Mateus 26:25,49 (NVI)
Há personagens
bíblicos que ocupam lugar de destaque nas homílias dominicais: Davi, Paulo,
Abraão, Estevão, Moisés, Pedro, Isaias, João, para citar alguns. De
contrapartida há figuras na narrativa bíblica que são relegadas ao gênero demonizante do mau, da ordem do
desprezo, personagens a quem nos referimos sempre de forma pejorativa, a saber:
Saul, Judas, os amigos de Jó, o outro ladrão na cruz (o que zombou de Jesus),
Caim, os religiosos dos tempos bíblicos (fariseus, saduceus, zelotes, etc). É
obvio que preferimos o primeiro grupo, pois fomenta os discursos de vitória,
conquista, superação, fé, convicção, espiritualidade, entre outras virtudes.

## Requisito
No texto sobre personagens bíblicos, qual é o motivo dado para preferirmos o primeiro grupo de personagens?

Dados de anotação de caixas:
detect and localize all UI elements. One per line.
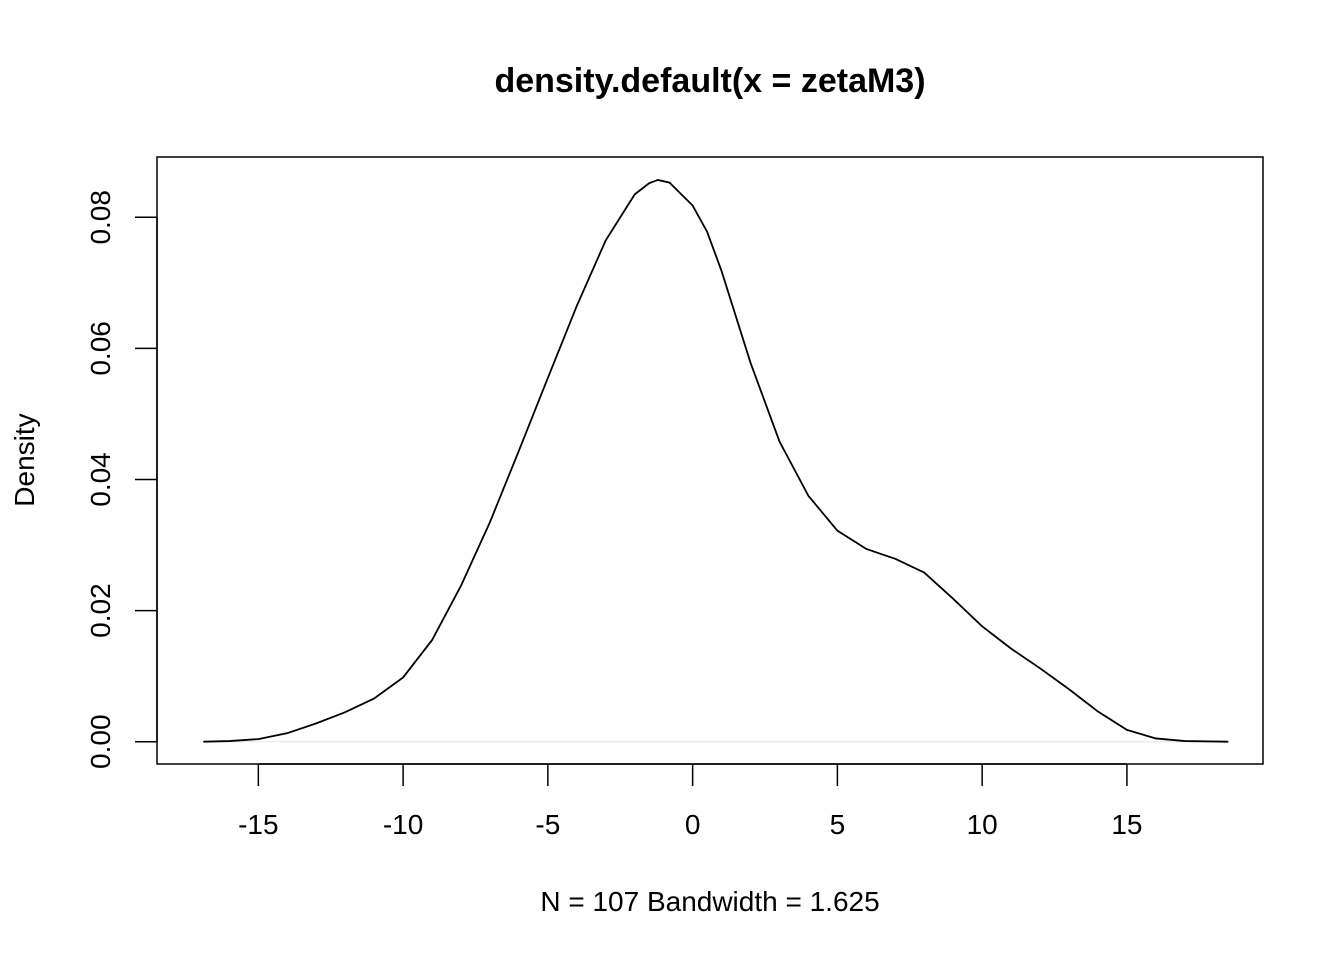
x-tick-label: -15 [238,809,278,840]
x-axis-label: N = 107 Bandwidth = 1.625 [540,886,879,917]
x-tick-label: -10 [383,809,423,840]
x-tick-label: 10 [967,809,998,840]
x-axis: -15 -10 -5 0 5 10 15 [238,763,1142,840]
plot-frame [156,156,1264,765]
y-axis-label: Density [9,413,40,506]
y-tick-label: 0.06 [85,321,116,376]
x-tick-label: 15 [1111,809,1142,840]
y-tick-label: 0.02 [85,583,116,638]
chart-title: density.default(x = zetaM3) [494,62,925,100]
y-tick-label: 0.08 [85,190,116,245]
x-tick-label: 0 [685,809,701,840]
y-axis: 0.00 0.02 0.04 0.06 0.08 [85,190,158,769]
y-tick-label: 0.04 [85,452,116,507]
x-tick-label: 5 [830,809,846,840]
density-curve [203,179,1229,743]
y-tick-label: 0.00 [85,714,116,769]
x-tick-label: -5 [535,809,560,840]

## Em resposta
Porque esse grupo fomenta os discursos de vitória, conquista, superação, fé, convicção, espiritualidade, entre outras virtudes.